DATA SECTION:
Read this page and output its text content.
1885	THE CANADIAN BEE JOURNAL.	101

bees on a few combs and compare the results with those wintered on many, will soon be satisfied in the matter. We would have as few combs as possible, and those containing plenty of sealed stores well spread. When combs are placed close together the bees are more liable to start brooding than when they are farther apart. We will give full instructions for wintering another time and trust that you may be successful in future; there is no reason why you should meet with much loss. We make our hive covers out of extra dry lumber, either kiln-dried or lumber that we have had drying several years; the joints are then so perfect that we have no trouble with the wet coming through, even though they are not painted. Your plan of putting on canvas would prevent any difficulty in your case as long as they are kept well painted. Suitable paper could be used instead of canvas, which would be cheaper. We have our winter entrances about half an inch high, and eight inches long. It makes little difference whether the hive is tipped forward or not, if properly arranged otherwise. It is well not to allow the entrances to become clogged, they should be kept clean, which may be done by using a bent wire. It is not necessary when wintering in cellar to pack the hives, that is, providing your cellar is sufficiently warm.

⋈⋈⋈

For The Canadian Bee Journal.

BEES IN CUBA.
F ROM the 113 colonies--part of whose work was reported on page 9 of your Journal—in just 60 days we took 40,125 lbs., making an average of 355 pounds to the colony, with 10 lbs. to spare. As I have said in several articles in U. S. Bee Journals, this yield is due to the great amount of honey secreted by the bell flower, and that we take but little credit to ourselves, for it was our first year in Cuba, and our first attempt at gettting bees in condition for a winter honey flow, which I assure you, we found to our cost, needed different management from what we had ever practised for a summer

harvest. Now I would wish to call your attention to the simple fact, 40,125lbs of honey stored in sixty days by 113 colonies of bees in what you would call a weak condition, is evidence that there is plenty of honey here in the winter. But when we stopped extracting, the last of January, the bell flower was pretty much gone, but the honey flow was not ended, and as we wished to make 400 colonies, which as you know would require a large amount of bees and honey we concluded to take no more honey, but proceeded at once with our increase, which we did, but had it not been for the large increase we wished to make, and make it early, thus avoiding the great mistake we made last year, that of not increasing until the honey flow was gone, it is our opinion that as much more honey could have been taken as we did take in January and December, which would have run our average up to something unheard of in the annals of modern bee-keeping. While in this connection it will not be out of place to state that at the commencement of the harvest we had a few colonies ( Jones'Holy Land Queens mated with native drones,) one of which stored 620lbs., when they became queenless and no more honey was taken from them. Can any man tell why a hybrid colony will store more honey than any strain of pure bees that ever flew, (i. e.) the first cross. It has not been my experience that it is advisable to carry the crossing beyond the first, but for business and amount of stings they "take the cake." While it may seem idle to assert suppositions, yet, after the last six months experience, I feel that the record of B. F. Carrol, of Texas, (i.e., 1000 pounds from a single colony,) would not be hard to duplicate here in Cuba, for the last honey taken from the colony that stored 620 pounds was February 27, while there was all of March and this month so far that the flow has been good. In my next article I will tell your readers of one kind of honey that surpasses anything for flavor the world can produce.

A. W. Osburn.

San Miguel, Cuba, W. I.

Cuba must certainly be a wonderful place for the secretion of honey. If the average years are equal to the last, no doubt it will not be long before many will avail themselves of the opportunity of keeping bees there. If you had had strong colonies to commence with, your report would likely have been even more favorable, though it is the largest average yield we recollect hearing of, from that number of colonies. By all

REQUIREMENTS: Word for word, restate all of the data shown above.

FULL RESPONSE:
Read this page and output its text content.
1885	THE CANADIAN BEE JOURNAL.	101

bees on a few combs and compare the results with those wintered on many, will soon be satisfied in the matter. We would have as few combs as possible, and those containing plenty of sealed stores well spread. When combs are placed close together the bees are more liable to start brooding than when they are farther apart. We will give full instructions for wintering another time and trust that you may be successful in future; there is no reason why you should meet with much loss. We make our hive covers out of extra dry lumber, either kiln-dried or lumber that we have had drying several years; the joints are then so perfect that we have no trouble with the wet coming through, even though they are not painted. Your plan of putting on canvas would prevent any difficulty in your case as long as they are kept well painted. Suitable paper could be used instead of canvas, which would be cheaper. We have our winter entrances about half an inch high, and eight inches long. It makes little difference whether the hive is tipped forward or not, if properly arranged otherwise. It is well not to allow the entrances to become clogged, they should be kept clean, which may be done by using a bent wire. It is not necessary when wintering in cellar to pack the hives, that is, providing your cellar is sufficiently warm.

⋈⋈⋈

For The Canadian Bee Journal.

BEES IN CUBA.
F ROM the 113 colonies--part of whose work was reported on page 9 of your Journal—in just 60 days we took 40,125 lbs., making an average of 355 pounds to the colony, with 10 lbs. to spare. As I have said in several articles in U. S. Bee Journals, this yield is due to the great amount of honey secreted by the bell flower, and that we take but little credit to ourselves, for it was our first year in Cuba, and our first attempt at gettting bees in condition for a winter honey flow, which I assure you, we found to our cost, needed different management from what we had ever practised for a summer

harvest. Now I would wish to call your attention to the simple fact, 40,125lbs of honey stored in sixty days by 113 colonies of bees in what you would call a weak condition, is evidence that there is plenty of honey here in the winter. But when we stopped extracting, the last of January, the bell flower was pretty much gone, but the honey flow was not ended, and as we wished to make 400 colonies, which as you know would require a large amount of bees and honey we concluded to take no more honey, but proceeded at once with our increase, which we did, but had it not been for the large increase we wished to make, and make it early, thus avoiding the great mistake we made last year, that of not increasing until the honey flow was gone, it is our opinion that as much more honey could have been taken as we did take in January and December, which would have run our average up to something unheard of in the annals of modern bee-keeping. While in this connection it will not be out of place to state that at the commencement of the harvest we had a few colonies ( Jones'Holy Land Queens mated with native drones,) one of which stored 620lbs., when they became queenless and no more honey was taken from them. Can any man tell why a hybrid colony will store more honey than any strain of pure bees that ever flew, (i. e.) the first cross. It has not been my experience that it is advisable to carry the crossing beyond the first, but for business and amount of stings they "take the cake." While it may seem idle to assert suppositions, yet, after the last six months experience, I feel that the record of B. F. Carrol, of Texas, (i.e., 1000 pounds from a single colony,) would not be hard to duplicate here in Cuba, for the last honey taken from the colony that stored 620 pounds was February 27, while there was all of March and this month so far that the flow has been good. In my next article I will tell your readers of one kind of honey that surpasses anything for flavor the world can produce.

A. W. Osburn.

San Miguel, Cuba, W. I.

Cuba must certainly be a wonderful place for the secretion of honey. If the average years are equal to the last, no doubt it will not be long before many will avail themselves of the opportunity of keeping bees there. If you had had strong colonies to commence with, your report would likely have been even more favorable, though it is the largest average yield we recollect hearing of, from that number of colonies. By all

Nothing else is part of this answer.